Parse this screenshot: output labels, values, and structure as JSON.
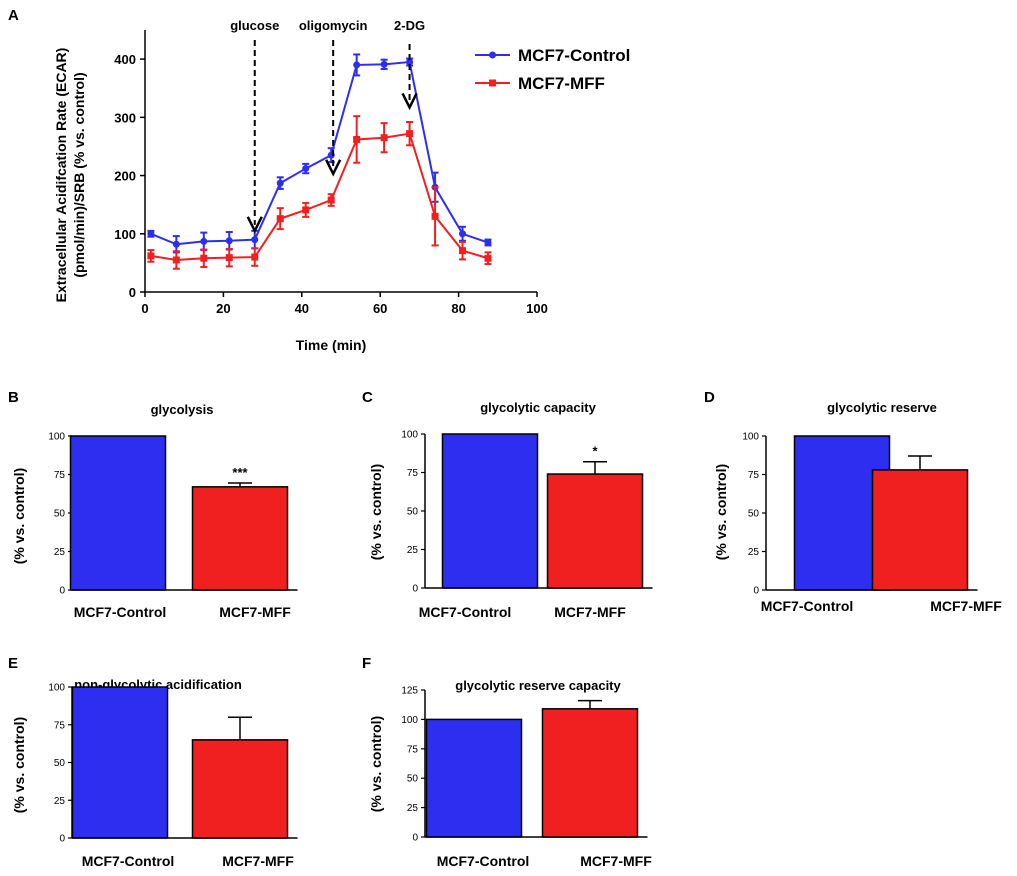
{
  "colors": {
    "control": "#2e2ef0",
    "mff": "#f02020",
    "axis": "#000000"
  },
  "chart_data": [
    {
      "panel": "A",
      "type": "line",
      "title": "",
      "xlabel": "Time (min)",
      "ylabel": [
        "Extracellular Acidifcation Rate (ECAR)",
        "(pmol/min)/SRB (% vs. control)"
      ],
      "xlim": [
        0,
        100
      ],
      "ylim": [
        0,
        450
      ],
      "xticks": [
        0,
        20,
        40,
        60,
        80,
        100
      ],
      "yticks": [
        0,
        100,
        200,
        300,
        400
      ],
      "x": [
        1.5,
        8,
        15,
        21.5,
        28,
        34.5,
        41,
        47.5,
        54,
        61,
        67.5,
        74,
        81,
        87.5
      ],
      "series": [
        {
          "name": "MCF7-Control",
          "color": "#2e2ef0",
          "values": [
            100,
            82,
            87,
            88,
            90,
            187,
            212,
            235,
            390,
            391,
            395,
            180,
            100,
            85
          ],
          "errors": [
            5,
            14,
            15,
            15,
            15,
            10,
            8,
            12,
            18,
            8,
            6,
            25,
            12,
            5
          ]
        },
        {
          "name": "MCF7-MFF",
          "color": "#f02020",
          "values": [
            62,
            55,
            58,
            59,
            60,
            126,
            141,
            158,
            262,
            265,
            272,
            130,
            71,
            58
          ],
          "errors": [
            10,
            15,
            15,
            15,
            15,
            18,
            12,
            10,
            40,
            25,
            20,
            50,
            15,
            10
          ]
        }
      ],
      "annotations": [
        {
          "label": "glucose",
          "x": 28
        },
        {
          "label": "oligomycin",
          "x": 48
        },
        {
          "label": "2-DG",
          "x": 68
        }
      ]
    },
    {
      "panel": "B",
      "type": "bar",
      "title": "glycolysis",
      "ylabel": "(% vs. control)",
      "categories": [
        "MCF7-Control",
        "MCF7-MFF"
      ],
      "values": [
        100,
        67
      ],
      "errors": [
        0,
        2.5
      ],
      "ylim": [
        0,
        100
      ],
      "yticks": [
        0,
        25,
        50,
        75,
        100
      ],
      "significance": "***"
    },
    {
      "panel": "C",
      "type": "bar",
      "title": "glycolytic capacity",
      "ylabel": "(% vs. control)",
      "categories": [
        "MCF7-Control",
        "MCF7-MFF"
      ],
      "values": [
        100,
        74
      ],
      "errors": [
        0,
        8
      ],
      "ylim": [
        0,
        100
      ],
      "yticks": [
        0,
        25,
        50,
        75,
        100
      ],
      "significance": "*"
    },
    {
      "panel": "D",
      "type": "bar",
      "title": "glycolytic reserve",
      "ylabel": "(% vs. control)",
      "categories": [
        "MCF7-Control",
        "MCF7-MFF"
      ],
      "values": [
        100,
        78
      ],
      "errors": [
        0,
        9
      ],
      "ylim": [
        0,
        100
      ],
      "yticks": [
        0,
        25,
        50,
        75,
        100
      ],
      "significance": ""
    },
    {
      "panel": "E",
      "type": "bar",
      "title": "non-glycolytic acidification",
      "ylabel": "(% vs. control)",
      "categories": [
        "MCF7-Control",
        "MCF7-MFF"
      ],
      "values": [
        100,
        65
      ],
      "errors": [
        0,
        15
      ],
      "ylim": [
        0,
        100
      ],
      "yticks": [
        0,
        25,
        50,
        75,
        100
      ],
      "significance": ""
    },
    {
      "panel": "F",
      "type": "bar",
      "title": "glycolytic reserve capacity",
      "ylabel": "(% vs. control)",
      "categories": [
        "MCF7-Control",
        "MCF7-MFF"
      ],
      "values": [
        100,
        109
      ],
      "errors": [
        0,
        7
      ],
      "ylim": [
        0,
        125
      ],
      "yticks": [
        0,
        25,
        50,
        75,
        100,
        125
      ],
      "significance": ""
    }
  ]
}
——
Set problem: Reproduce the entries above without change, omitting all pictures.

Complete output:
Parse this screenshot: output labels, values, and structure as JSON.
{
  "colors": {
    "control": "#2e2ef0",
    "mff": "#f02020",
    "axis": "#000000"
  },
  "chart_data": [
    {
      "panel": "A",
      "type": "line",
      "title": "",
      "xlabel": "Time (min)",
      "ylabel": [
        "Extracellular Acidifcation Rate (ECAR)",
        "(pmol/min)/SRB (% vs. control)"
      ],
      "xlim": [
        0,
        100
      ],
      "ylim": [
        0,
        450
      ],
      "xticks": [
        0,
        20,
        40,
        60,
        80,
        100
      ],
      "yticks": [
        0,
        100,
        200,
        300,
        400
      ],
      "x": [
        1.5,
        8,
        15,
        21.5,
        28,
        34.5,
        41,
        47.5,
        54,
        61,
        67.5,
        74,
        81,
        87.5
      ],
      "series": [
        {
          "name": "MCF7-Control",
          "color": "#2e2ef0",
          "values": [
            100,
            82,
            87,
            88,
            90,
            187,
            212,
            235,
            390,
            391,
            395,
            180,
            100,
            85
          ],
          "errors": [
            5,
            14,
            15,
            15,
            15,
            10,
            8,
            12,
            18,
            8,
            6,
            25,
            12,
            5
          ]
        },
        {
          "name": "MCF7-MFF",
          "color": "#f02020",
          "values": [
            62,
            55,
            58,
            59,
            60,
            126,
            141,
            158,
            262,
            265,
            272,
            130,
            71,
            58
          ],
          "errors": [
            10,
            15,
            15,
            15,
            15,
            18,
            12,
            10,
            40,
            25,
            20,
            50,
            15,
            10
          ]
        }
      ],
      "annotations": [
        {
          "label": "glucose",
          "x": 28
        },
        {
          "label": "oligomycin",
          "x": 48
        },
        {
          "label": "2-DG",
          "x": 68
        }
      ]
    },
    {
      "panel": "B",
      "type": "bar",
      "title": "glycolysis",
      "ylabel": "(% vs. control)",
      "categories": [
        "MCF7-Control",
        "MCF7-MFF"
      ],
      "values": [
        100,
        67
      ],
      "errors": [
        0,
        2.5
      ],
      "ylim": [
        0,
        100
      ],
      "yticks": [
        0,
        25,
        50,
        75,
        100
      ],
      "significance": "***"
    },
    {
      "panel": "C",
      "type": "bar",
      "title": "glycolytic capacity",
      "ylabel": "(% vs. control)",
      "categories": [
        "MCF7-Control",
        "MCF7-MFF"
      ],
      "values": [
        100,
        74
      ],
      "errors": [
        0,
        8
      ],
      "ylim": [
        0,
        100
      ],
      "yticks": [
        0,
        25,
        50,
        75,
        100
      ],
      "significance": "*"
    },
    {
      "panel": "D",
      "type": "bar",
      "title": "glycolytic reserve",
      "ylabel": "(% vs. control)",
      "categories": [
        "MCF7-Control",
        "MCF7-MFF"
      ],
      "values": [
        100,
        78
      ],
      "errors": [
        0,
        9
      ],
      "ylim": [
        0,
        100
      ],
      "yticks": [
        0,
        25,
        50,
        75,
        100
      ],
      "significance": ""
    },
    {
      "panel": "E",
      "type": "bar",
      "title": "non-glycolytic acidification",
      "ylabel": "(% vs. control)",
      "categories": [
        "MCF7-Control",
        "MCF7-MFF"
      ],
      "values": [
        100,
        65
      ],
      "errors": [
        0,
        15
      ],
      "ylim": [
        0,
        100
      ],
      "yticks": [
        0,
        25,
        50,
        75,
        100
      ],
      "significance": ""
    },
    {
      "panel": "F",
      "type": "bar",
      "title": "glycolytic reserve capacity",
      "ylabel": "(% vs. control)",
      "categories": [
        "MCF7-Control",
        "MCF7-MFF"
      ],
      "values": [
        100,
        109
      ],
      "errors": [
        0,
        7
      ],
      "ylim": [
        0,
        125
      ],
      "yticks": [
        0,
        25,
        50,
        75,
        100,
        125
      ],
      "significance": ""
    }
  ]
}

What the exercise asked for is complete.